Retype exactly the lines below, starting with the line that contains "Transcribe this image's" and ending with the last line; leave out any pictures.

• INFORMATION SHOWN:
──────────────────────────────
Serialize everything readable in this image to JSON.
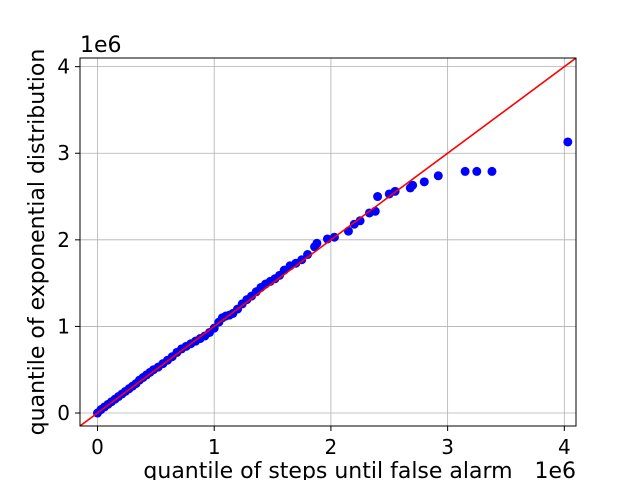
{
  "chart_data": {
    "type": "scatter",
    "title": "",
    "xlabel": "quantile of steps until false alarm",
    "ylabel": "quantile of exponential distribution",
    "x_offset_label": "1e6",
    "y_offset_label": "1e6",
    "xlim": [
      -0.15,
      4.1
    ],
    "ylim": [
      -0.15,
      4.1
    ],
    "xticks": [
      0,
      1,
      2,
      3,
      4
    ],
    "yticks": [
      0,
      1,
      2,
      3,
      4
    ],
    "xtick_labels": [
      "0",
      "1",
      "2",
      "3",
      "4"
    ],
    "ytick_labels": [
      "0",
      "1",
      "2",
      "3",
      "4"
    ],
    "grid": true,
    "series": [
      {
        "kind": "scatter",
        "color": "#0000ff",
        "points": [
          [
            0.0,
            0.0
          ],
          [
            0.03,
            0.04
          ],
          [
            0.06,
            0.07
          ],
          [
            0.09,
            0.1
          ],
          [
            0.12,
            0.13
          ],
          [
            0.15,
            0.16
          ],
          [
            0.18,
            0.19
          ],
          [
            0.21,
            0.22
          ],
          [
            0.24,
            0.25
          ],
          [
            0.27,
            0.28
          ],
          [
            0.3,
            0.31
          ],
          [
            0.33,
            0.34
          ],
          [
            0.36,
            0.38
          ],
          [
            0.39,
            0.41
          ],
          [
            0.42,
            0.44
          ],
          [
            0.45,
            0.47
          ],
          [
            0.48,
            0.5
          ],
          [
            0.52,
            0.53
          ],
          [
            0.56,
            0.57
          ],
          [
            0.6,
            0.61
          ],
          [
            0.64,
            0.65
          ],
          [
            0.68,
            0.7
          ],
          [
            0.72,
            0.74
          ],
          [
            0.76,
            0.77
          ],
          [
            0.8,
            0.8
          ],
          [
            0.84,
            0.83
          ],
          [
            0.88,
            0.86
          ],
          [
            0.92,
            0.89
          ],
          [
            0.96,
            0.93
          ],
          [
            1.0,
            0.98
          ],
          [
            1.04,
            1.05
          ],
          [
            1.07,
            1.1
          ],
          [
            1.1,
            1.12
          ],
          [
            1.13,
            1.13
          ],
          [
            1.16,
            1.15
          ],
          [
            1.2,
            1.2
          ],
          [
            1.24,
            1.26
          ],
          [
            1.28,
            1.31
          ],
          [
            1.32,
            1.35
          ],
          [
            1.36,
            1.4
          ],
          [
            1.4,
            1.45
          ],
          [
            1.44,
            1.49
          ],
          [
            1.48,
            1.52
          ],
          [
            1.52,
            1.55
          ],
          [
            1.56,
            1.59
          ],
          [
            1.6,
            1.65
          ],
          [
            1.65,
            1.7
          ],
          [
            1.7,
            1.73
          ],
          [
            1.75,
            1.77
          ],
          [
            1.8,
            1.83
          ],
          [
            1.86,
            1.92
          ],
          [
            1.88,
            1.96
          ],
          [
            1.97,
            2.01
          ],
          [
            2.03,
            2.03
          ],
          [
            2.15,
            2.1
          ],
          [
            2.2,
            2.18
          ],
          [
            2.25,
            2.22
          ],
          [
            2.33,
            2.31
          ],
          [
            2.38,
            2.33
          ],
          [
            2.4,
            2.5
          ],
          [
            2.5,
            2.53
          ],
          [
            2.55,
            2.56
          ],
          [
            2.68,
            2.6
          ],
          [
            2.7,
            2.63
          ],
          [
            2.8,
            2.67
          ],
          [
            2.92,
            2.74
          ],
          [
            3.15,
            2.79
          ],
          [
            3.25,
            2.79
          ],
          [
            3.38,
            2.79
          ],
          [
            4.03,
            3.13
          ]
        ]
      },
      {
        "kind": "line",
        "color": "#ff0000",
        "points": [
          [
            -0.15,
            -0.15
          ],
          [
            4.1,
            4.1
          ]
        ]
      }
    ]
  }
}
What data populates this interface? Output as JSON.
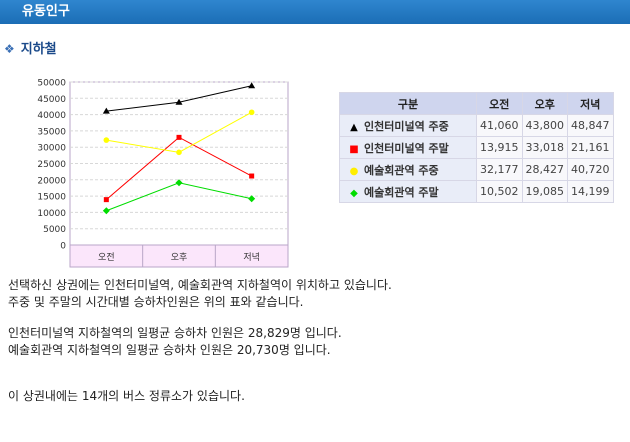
{
  "header": {
    "title": "유동인구"
  },
  "section": {
    "title": "지하철"
  },
  "chart_data": {
    "type": "line",
    "categories": [
      "오전",
      "오후",
      "저녁"
    ],
    "ylim": [
      0,
      50000
    ],
    "yticks": [
      0,
      5000,
      10000,
      15000,
      20000,
      25000,
      30000,
      35000,
      40000,
      45000,
      50000
    ],
    "grid": true,
    "series": [
      {
        "name": "인천터미널역 주중",
        "values": [
          41060,
          43800,
          48847
        ],
        "color": "#000000",
        "marker": "▲"
      },
      {
        "name": "인천터미널역 주말",
        "values": [
          13915,
          33018,
          21161
        ],
        "color": "#ff0000",
        "marker": "■"
      },
      {
        "name": "예술회관역 주중",
        "values": [
          32177,
          28427,
          40720
        ],
        "color": "#ffff00",
        "marker": "●"
      },
      {
        "name": "예술회관역 주말",
        "values": [
          10502,
          19085,
          14199
        ],
        "color": "#00dd00",
        "marker": "◆"
      }
    ]
  },
  "table": {
    "headers": [
      "구분",
      "오전",
      "오후",
      "저녁"
    ],
    "rows": [
      {
        "label": "인천터미널역 주중",
        "values": [
          "41,060",
          "43,800",
          "48,847"
        ]
      },
      {
        "label": "인천터미널역 주말",
        "values": [
          "13,915",
          "33,018",
          "21,161"
        ]
      },
      {
        "label": "예술회관역 주중",
        "values": [
          "32,177",
          "28,427",
          "40,720"
        ]
      },
      {
        "label": "예술회관역 주말",
        "values": [
          "10,502",
          "19,085",
          "14,199"
        ]
      }
    ]
  },
  "paragraphs": [
    "선택하신 상권에는 인천터미널역, 예술회관역 지하철역이 위치하고 있습니다.",
    "주중 및 주말의 시간대별 승하차인원은 위의 표와 같습니다.",
    "인천터미널역 지하철역의 일평균 승하차 인원은 28,829명 입니다.",
    "예술회관역 지하철역의 일평균 승하차 인원은 20,730명 입니다.",
    "이 상권내에는 14개의 버스 정류소가 있습니다."
  ]
}
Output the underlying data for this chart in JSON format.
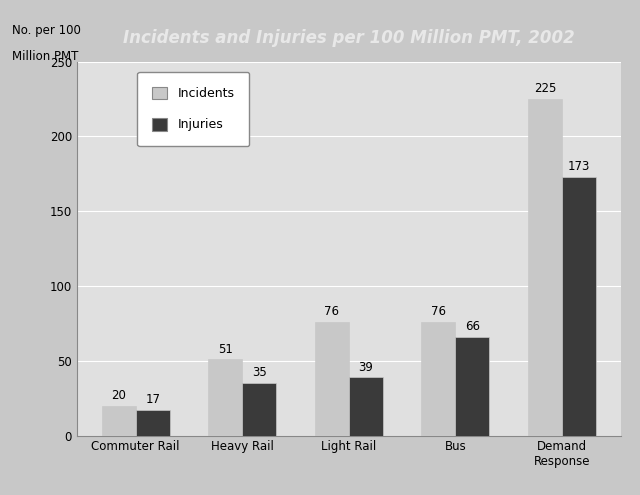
{
  "title": "Incidents and Injuries per 100 Million PMT, 2002",
  "ylabel_line1": "No. per 100",
  "ylabel_line2": "Million PMT",
  "categories": [
    "Commuter Rail",
    "Heavy Rail",
    "Light Rail",
    "Bus",
    "Demand\nResponse"
  ],
  "incidents": [
    20,
    51,
    76,
    76,
    225
  ],
  "injuries": [
    17,
    35,
    39,
    66,
    173
  ],
  "incidents_color": "#c8c8c8",
  "injuries_color": "#3a3a3a",
  "title_bg_color": "#1a1a1a",
  "title_text_color": "#e8e8e8",
  "fig_bg_color": "#c8c8c8",
  "plot_bg_color": "#e0e0e0",
  "ylim": [
    0,
    250
  ],
  "yticks": [
    0,
    50,
    100,
    150,
    200,
    250
  ],
  "bar_width": 0.32,
  "legend_labels": [
    "Incidents",
    "Injuries"
  ],
  "value_labels_incidents": [
    20,
    51,
    76,
    76,
    225
  ],
  "value_labels_injuries": [
    17,
    35,
    39,
    66,
    173
  ],
  "grid_color": "#ffffff",
  "spine_color": "#888888"
}
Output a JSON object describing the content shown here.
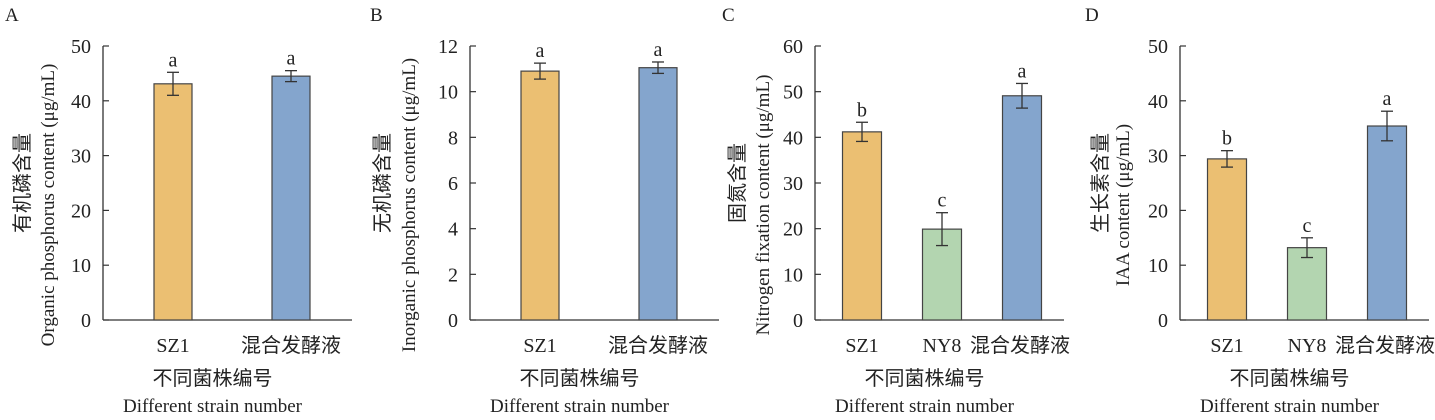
{
  "chart_data": [
    {
      "panel": "A",
      "type": "bar",
      "categories": [
        "SZ1",
        "混合发酵液"
      ],
      "values": [
        43.1,
        44.5
      ],
      "errors": [
        2.1,
        1.0
      ],
      "letters": [
        "a",
        "a"
      ],
      "colors": [
        "#ebbf72",
        "#84a5cd"
      ],
      "ylabel_cn": "有机磷含量",
      "ylabel_en": "Organic phosphorus content (μg/mL)",
      "xlabel_cn": "不同菌株编号",
      "xlabel_en": "Different strain number",
      "ylim": [
        0,
        50
      ],
      "yticks": [
        0,
        10,
        20,
        30,
        40,
        50
      ]
    },
    {
      "panel": "B",
      "type": "bar",
      "categories": [
        "SZ1",
        "混合发酵液"
      ],
      "values": [
        10.9,
        11.05
      ],
      "errors": [
        0.35,
        0.25
      ],
      "letters": [
        "a",
        "a"
      ],
      "colors": [
        "#ebbf72",
        "#84a5cd"
      ],
      "ylabel_cn": "无机磷含量",
      "ylabel_en": "Inorganic phosphorus content (μg/mL)",
      "xlabel_cn": "不同菌株编号",
      "xlabel_en": "Different strain number",
      "ylim": [
        0,
        12
      ],
      "yticks": [
        0,
        2,
        4,
        6,
        8,
        10,
        12
      ]
    },
    {
      "panel": "C",
      "type": "bar",
      "categories": [
        "SZ1",
        "NY8",
        "混合发酵液"
      ],
      "values": [
        41.2,
        19.9,
        49.1
      ],
      "errors": [
        2.1,
        3.6,
        2.7
      ],
      "letters": [
        "b",
        "c",
        "a"
      ],
      "colors": [
        "#ebbf72",
        "#b3d5b0",
        "#84a5cd"
      ],
      "ylabel_cn": "固氮含量",
      "ylabel_en": "Nitrogen fixation content (μg/mL)",
      "xlabel_cn": "不同菌株编号",
      "xlabel_en": "Different strain number",
      "ylim": [
        0,
        60
      ],
      "yticks": [
        0,
        10,
        20,
        30,
        40,
        50,
        60
      ]
    },
    {
      "panel": "D",
      "type": "bar",
      "categories": [
        "SZ1",
        "NY8",
        "混合发酵液"
      ],
      "values": [
        29.4,
        13.2,
        35.4
      ],
      "errors": [
        1.5,
        1.8,
        2.7
      ],
      "letters": [
        "b",
        "c",
        "a"
      ],
      "colors": [
        "#ebbf72",
        "#b3d5b0",
        "#84a5cd"
      ],
      "ylabel_cn": "生长素含量",
      "ylabel_en": "IAA content (μg/mL)",
      "xlabel_cn": "不同菌株编号",
      "xlabel_en": "Different strain number",
      "ylim": [
        0,
        50
      ],
      "yticks": [
        0,
        10,
        20,
        30,
        40,
        50
      ]
    }
  ]
}
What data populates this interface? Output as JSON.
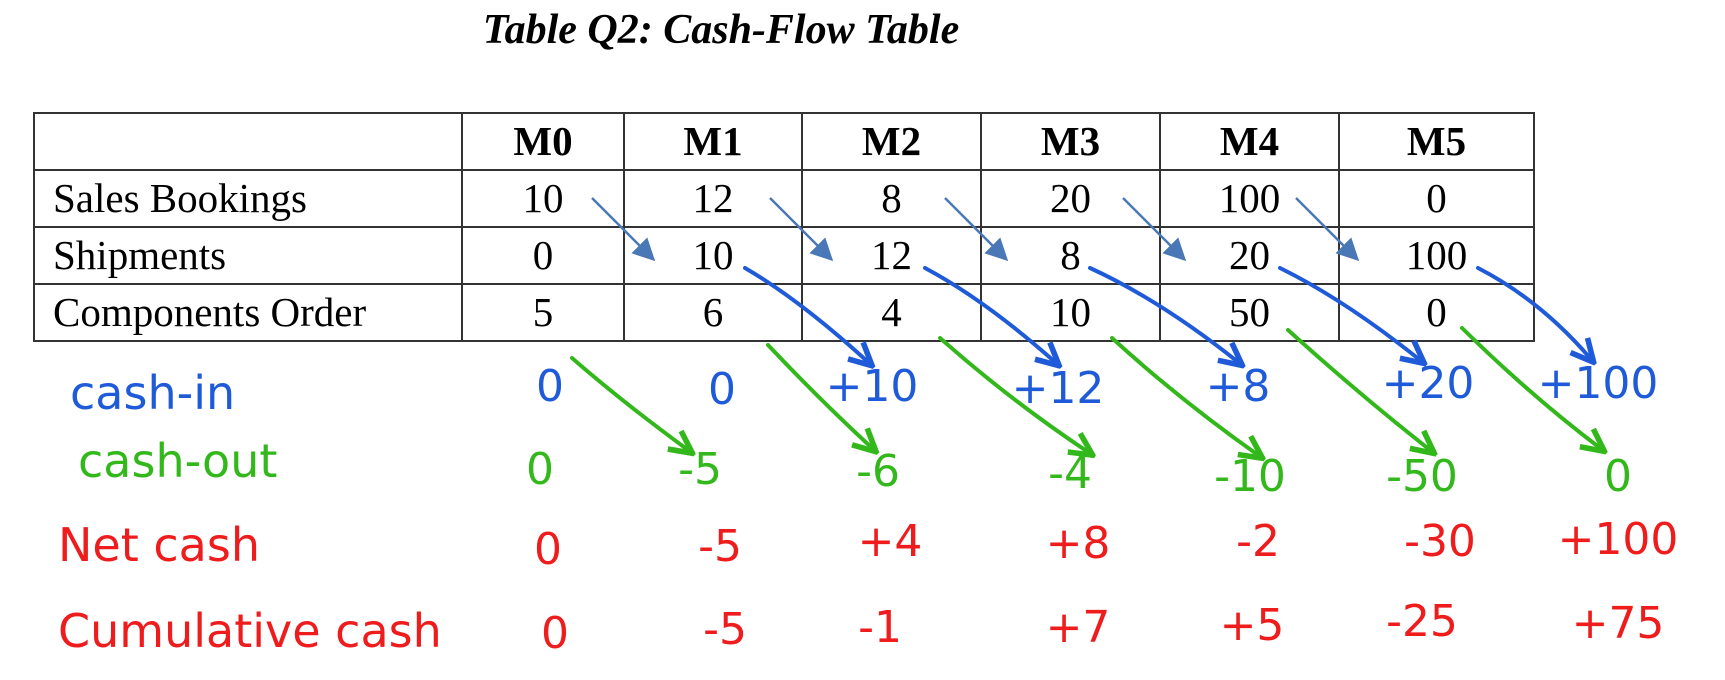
{
  "title": "Table Q2: Cash-Flow Table",
  "table": {
    "headers": [
      "",
      "M0",
      "M1",
      "M2",
      "M3",
      "M4",
      "M5"
    ],
    "rows": [
      {
        "label": "Sales Bookings",
        "values": [
          "10",
          "12",
          "8",
          "20",
          "100",
          "0"
        ]
      },
      {
        "label": "Shipments",
        "values": [
          "0",
          "10",
          "12",
          "8",
          "20",
          "100"
        ]
      },
      {
        "label": "Components Order",
        "values": [
          "5",
          "6",
          "4",
          "10",
          "50",
          "0"
        ]
      }
    ]
  },
  "handwritten": {
    "cash_in": {
      "label": "cash-in",
      "values": [
        "0",
        "0",
        "+10",
        "+12",
        "+8",
        "+20",
        "+100"
      ]
    },
    "cash_out": {
      "label": "cash-out",
      "values": [
        "0",
        "-5",
        "-6",
        "-4",
        "-10",
        "-50",
        "0"
      ]
    },
    "net_cash": {
      "label": "Net cash",
      "values": [
        "0",
        "-5",
        "+4",
        "+8",
        "-2",
        "-30",
        "+100"
      ]
    },
    "cumulative_cash": {
      "label": "Cumulative cash",
      "values": [
        "0",
        "-5",
        "-1",
        "+7",
        "+5",
        "-25",
        "+75"
      ]
    }
  },
  "colors": {
    "cash_in": "#1f5bd8",
    "cash_out": "#33b81c",
    "net_cash": "#ee1c1c",
    "cumulative_cash": "#ee1c1c",
    "booking_arrow": "#4a78b6"
  }
}
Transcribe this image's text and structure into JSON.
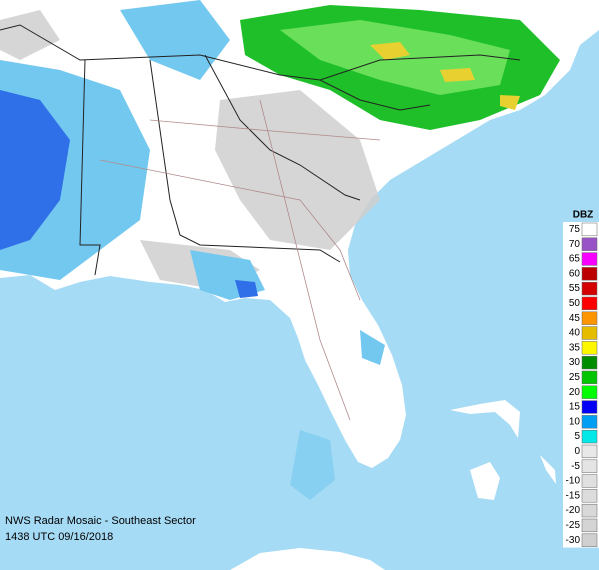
{
  "caption": {
    "title": "NWS Radar Mosaic - Southeast Sector",
    "timestamp": "1438 UTC 09/16/2018"
  },
  "legend": {
    "title": "DBZ",
    "entries": [
      {
        "label": 75,
        "color": "#ffffff"
      },
      {
        "label": 70,
        "color": "#9854c6"
      },
      {
        "label": 65,
        "color": "#f800fd"
      },
      {
        "label": 60,
        "color": "#bc0000"
      },
      {
        "label": 55,
        "color": "#d40000"
      },
      {
        "label": 50,
        "color": "#fd0000"
      },
      {
        "label": 45,
        "color": "#fd9500"
      },
      {
        "label": 40,
        "color": "#e5bc00"
      },
      {
        "label": 35,
        "color": "#fdf802"
      },
      {
        "label": 30,
        "color": "#008e00"
      },
      {
        "label": 25,
        "color": "#01c501"
      },
      {
        "label": 20,
        "color": "#02fd02"
      },
      {
        "label": 15,
        "color": "#0300f4"
      },
      {
        "label": 10,
        "color": "#019ff4"
      },
      {
        "label": 5,
        "color": "#04e9e7"
      },
      {
        "label": 0,
        "color": "#e8e8e8"
      },
      {
        "label": -5,
        "color": "#e4e4e4"
      },
      {
        "label": -10,
        "color": "#e0e0e0"
      },
      {
        "label": -15,
        "color": "#dcdcdc"
      },
      {
        "label": -20,
        "color": "#d8d8d8"
      },
      {
        "label": -25,
        "color": "#d4d4d4"
      },
      {
        "label": -30,
        "color": "#d0d0d0"
      }
    ]
  }
}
──────────────────────────────
• FINAL RESULT:
Transcribe this image's text and structure into JSON.
{
  "caption": {
    "title": "NWS Radar Mosaic - Southeast Sector",
    "timestamp": "1438 UTC 09/16/2018"
  },
  "legend": {
    "title": "DBZ",
    "entries": [
      {
        "label": 75,
        "color": "#ffffff"
      },
      {
        "label": 70,
        "color": "#9854c6"
      },
      {
        "label": 65,
        "color": "#f800fd"
      },
      {
        "label": 60,
        "color": "#bc0000"
      },
      {
        "label": 55,
        "color": "#d40000"
      },
      {
        "label": 50,
        "color": "#fd0000"
      },
      {
        "label": 45,
        "color": "#fd9500"
      },
      {
        "label": 40,
        "color": "#e5bc00"
      },
      {
        "label": 35,
        "color": "#fdf802"
      },
      {
        "label": 30,
        "color": "#008e00"
      },
      {
        "label": 25,
        "color": "#01c501"
      },
      {
        "label": 20,
        "color": "#02fd02"
      },
      {
        "label": 15,
        "color": "#0300f4"
      },
      {
        "label": 10,
        "color": "#019ff4"
      },
      {
        "label": 5,
        "color": "#04e9e7"
      },
      {
        "label": 0,
        "color": "#e8e8e8"
      },
      {
        "label": -5,
        "color": "#e4e4e4"
      },
      {
        "label": -10,
        "color": "#e0e0e0"
      },
      {
        "label": -15,
        "color": "#dcdcdc"
      },
      {
        "label": -20,
        "color": "#d8d8d8"
      },
      {
        "label": -25,
        "color": "#d4d4d4"
      },
      {
        "label": -30,
        "color": "#d0d0d0"
      }
    ]
  }
}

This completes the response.